→ TASK PROMPT: Reproduce the records below exactly as given.

# # # # #

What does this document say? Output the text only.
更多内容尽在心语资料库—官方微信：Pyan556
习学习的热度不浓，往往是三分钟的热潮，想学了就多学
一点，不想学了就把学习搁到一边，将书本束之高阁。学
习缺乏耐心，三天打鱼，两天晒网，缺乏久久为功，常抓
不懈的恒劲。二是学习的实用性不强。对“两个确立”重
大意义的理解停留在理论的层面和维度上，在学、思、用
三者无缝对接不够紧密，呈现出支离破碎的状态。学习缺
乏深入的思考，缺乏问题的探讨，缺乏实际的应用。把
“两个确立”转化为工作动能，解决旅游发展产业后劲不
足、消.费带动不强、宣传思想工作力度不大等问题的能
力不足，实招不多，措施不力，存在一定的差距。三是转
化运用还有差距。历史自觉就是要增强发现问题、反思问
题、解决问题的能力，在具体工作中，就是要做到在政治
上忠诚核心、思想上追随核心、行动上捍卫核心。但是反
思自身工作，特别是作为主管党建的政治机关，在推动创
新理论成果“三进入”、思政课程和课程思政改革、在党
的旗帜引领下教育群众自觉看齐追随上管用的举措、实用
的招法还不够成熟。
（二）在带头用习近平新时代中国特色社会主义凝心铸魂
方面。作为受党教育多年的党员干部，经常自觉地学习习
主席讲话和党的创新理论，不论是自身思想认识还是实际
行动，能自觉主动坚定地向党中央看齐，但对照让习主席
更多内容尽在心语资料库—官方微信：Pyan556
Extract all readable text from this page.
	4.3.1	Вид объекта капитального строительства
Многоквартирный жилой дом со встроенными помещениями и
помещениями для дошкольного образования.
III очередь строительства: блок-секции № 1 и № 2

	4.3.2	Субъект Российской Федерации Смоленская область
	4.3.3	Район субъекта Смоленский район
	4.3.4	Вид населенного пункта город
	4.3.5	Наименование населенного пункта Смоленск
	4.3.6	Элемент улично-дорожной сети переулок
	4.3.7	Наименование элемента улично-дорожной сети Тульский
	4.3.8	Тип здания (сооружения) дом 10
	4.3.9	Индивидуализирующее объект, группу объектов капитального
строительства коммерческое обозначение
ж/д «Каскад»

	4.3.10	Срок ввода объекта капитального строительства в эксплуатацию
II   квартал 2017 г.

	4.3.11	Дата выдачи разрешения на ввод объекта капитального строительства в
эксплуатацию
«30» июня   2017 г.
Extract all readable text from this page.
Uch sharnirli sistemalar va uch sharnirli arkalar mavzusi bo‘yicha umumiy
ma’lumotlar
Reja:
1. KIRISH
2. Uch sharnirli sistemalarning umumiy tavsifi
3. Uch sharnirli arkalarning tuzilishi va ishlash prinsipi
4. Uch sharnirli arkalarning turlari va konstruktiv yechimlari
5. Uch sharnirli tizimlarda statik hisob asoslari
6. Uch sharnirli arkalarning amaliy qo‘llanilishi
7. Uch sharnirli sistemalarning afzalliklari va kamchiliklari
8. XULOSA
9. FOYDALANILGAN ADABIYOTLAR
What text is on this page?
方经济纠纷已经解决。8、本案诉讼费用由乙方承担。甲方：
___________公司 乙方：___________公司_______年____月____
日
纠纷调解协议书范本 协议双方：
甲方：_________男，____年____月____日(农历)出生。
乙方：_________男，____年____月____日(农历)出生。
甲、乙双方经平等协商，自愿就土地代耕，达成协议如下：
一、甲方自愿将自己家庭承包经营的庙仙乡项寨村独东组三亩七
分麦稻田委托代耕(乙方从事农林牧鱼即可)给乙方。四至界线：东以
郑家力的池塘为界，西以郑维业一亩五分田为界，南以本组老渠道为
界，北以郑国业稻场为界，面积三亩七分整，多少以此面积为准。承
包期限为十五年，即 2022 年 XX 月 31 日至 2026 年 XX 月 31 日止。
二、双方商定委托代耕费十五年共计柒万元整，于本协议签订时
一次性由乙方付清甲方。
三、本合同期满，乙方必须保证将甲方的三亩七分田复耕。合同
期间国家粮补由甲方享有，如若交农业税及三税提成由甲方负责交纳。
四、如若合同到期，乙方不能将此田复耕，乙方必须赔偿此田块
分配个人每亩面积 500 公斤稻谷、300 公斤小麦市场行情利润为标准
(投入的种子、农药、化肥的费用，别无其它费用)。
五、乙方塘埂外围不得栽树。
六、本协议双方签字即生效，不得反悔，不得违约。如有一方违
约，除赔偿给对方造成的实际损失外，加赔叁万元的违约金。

# # # # #

→ RESPONSE TO THE TASK:
What does this document say? Output the text only.
更多内容尽在心语资料库—官方微信：Pyan556
习学习的热度不浓，往往是三分钟的热潮，想学了就多学
一点，不想学了就把学习搁到一边，将书本束之高阁。学
习缺乏耐心，三天打鱼，两天晒网，缺乏久久为功，常抓
不懈的恒劲。二是学习的实用性不强。对“两个确立”重
大意义的理解停留在理论的层面和维度上，在学、思、用
三者无缝对接不够紧密，呈现出支离破碎的状态。学习缺
乏深入的思考，缺乏问题的探讨，缺乏实际的应用。把
“两个确立”转化为工作动能，解决旅游发展产业后劲不
足、消.费带动不强、宣传思想工作力度不大等问题的能
力不足，实招不多，措施不力，存在一定的差距。三是转
化运用还有差距。历史自觉就是要增强发现问题、反思问
题、解决问题的能力，在具体工作中，就是要做到在政治
上忠诚核心、思想上追随核心、行动上捍卫核心。但是反
思自身工作，特别是作为主管党建的政治机关，在推动创
新理论成果“三进入”、思政课程和课程思政改革、在党
的旗帜引领下教育群众自觉看齐追随上管用的举措、实用
的招法还不够成熟。
（二）在带头用习近平新时代中国特色社会主义凝心铸魂
方面。作为受党教育多年的党员干部，经常自觉地学习习
主席讲话和党的创新理论，不论是自身思想认识还是实际
行动，能自觉主动坚定地向党中央看齐，但对照让习主席
更多内容尽在心语资料库—官方微信：Pyan556
Extract all readable text from this page.
	4.3.1	Вид объекта капитального строительства
Многоквартирный жилой дом со встроенными помещениями и
помещениями для дошкольного образования.
III очередь строительства: блок-секции № 1 и № 2

	4.3.2	Субъект Российской Федерации Смоленская область
	4.3.3	Район субъекта Смоленский район
	4.3.4	Вид населенного пункта город
	4.3.5	Наименование населенного пункта Смоленск
	4.3.6	Элемент улично-дорожной сети переулок
	4.3.7	Наименование элемента улично-дорожной сети Тульский
	4.3.8	Тип здания (сооружения) дом 10
	4.3.9	Индивидуализирующее объект, группу объектов капитального
строительства коммерческое обозначение
ж/д «Каскад»

	4.3.10	Срок ввода объекта капитального строительства в эксплуатацию
II   квартал 2017 г.

	4.3.11	Дата выдачи разрешения на ввод объекта капитального строительства в
эксплуатацию
«30» июня   2017 г.
Extract all readable text from this page.
Uch sharnirli sistemalar va uch sharnirli arkalar mavzusi bo‘yicha umumiy
ma’lumotlar
Reja:
1. KIRISH
2. Uch sharnirli sistemalarning umumiy tavsifi
3. Uch sharnirli arkalarning tuzilishi va ishlash prinsipi
4. Uch sharnirli arkalarning turlari va konstruktiv yechimlari
5. Uch sharnirli tizimlarda statik hisob asoslari
6. Uch sharnirli arkalarning amaliy qo‘llanilishi
7. Uch sharnirli sistemalarning afzalliklari va kamchiliklari
8. XULOSA
9. FOYDALANILGAN ADABIYOTLAR
What text is on this page?
方经济纠纷已经解决。8、本案诉讼费用由乙方承担。甲方：
___________公司 乙方：___________公司_______年____月____
日
纠纷调解协议书范本 协议双方：
甲方：_________男，____年____月____日(农历)出生。
乙方：_________男，____年____月____日(农历)出生。
甲、乙双方经平等协商，自愿就土地代耕，达成协议如下：
一、甲方自愿将自己家庭承包经营的庙仙乡项寨村独东组三亩七
分麦稻田委托代耕(乙方从事农林牧鱼即可)给乙方。四至界线：东以
郑家力的池塘为界，西以郑维业一亩五分田为界，南以本组老渠道为
界，北以郑国业稻场为界，面积三亩七分整，多少以此面积为准。承
包期限为十五年，即 2022 年 XX 月 31 日至 2026 年 XX 月 31 日止。
二、双方商定委托代耕费十五年共计柒万元整，于本协议签订时
一次性由乙方付清甲方。
三、本合同期满，乙方必须保证将甲方的三亩七分田复耕。合同
期间国家粮补由甲方享有，如若交农业税及三税提成由甲方负责交纳。
四、如若合同到期，乙方不能将此田复耕，乙方必须赔偿此田块
分配个人每亩面积 500 公斤稻谷、300 公斤小麦市场行情利润为标准
(投入的种子、农药、化肥的费用，别无其它费用)。
五、乙方塘埂外围不得栽树。
六、本协议双方签字即生效，不得反悔，不得违约。如有一方违
约，除赔偿给对方造成的实际损失外，加赔叁万元的违约金。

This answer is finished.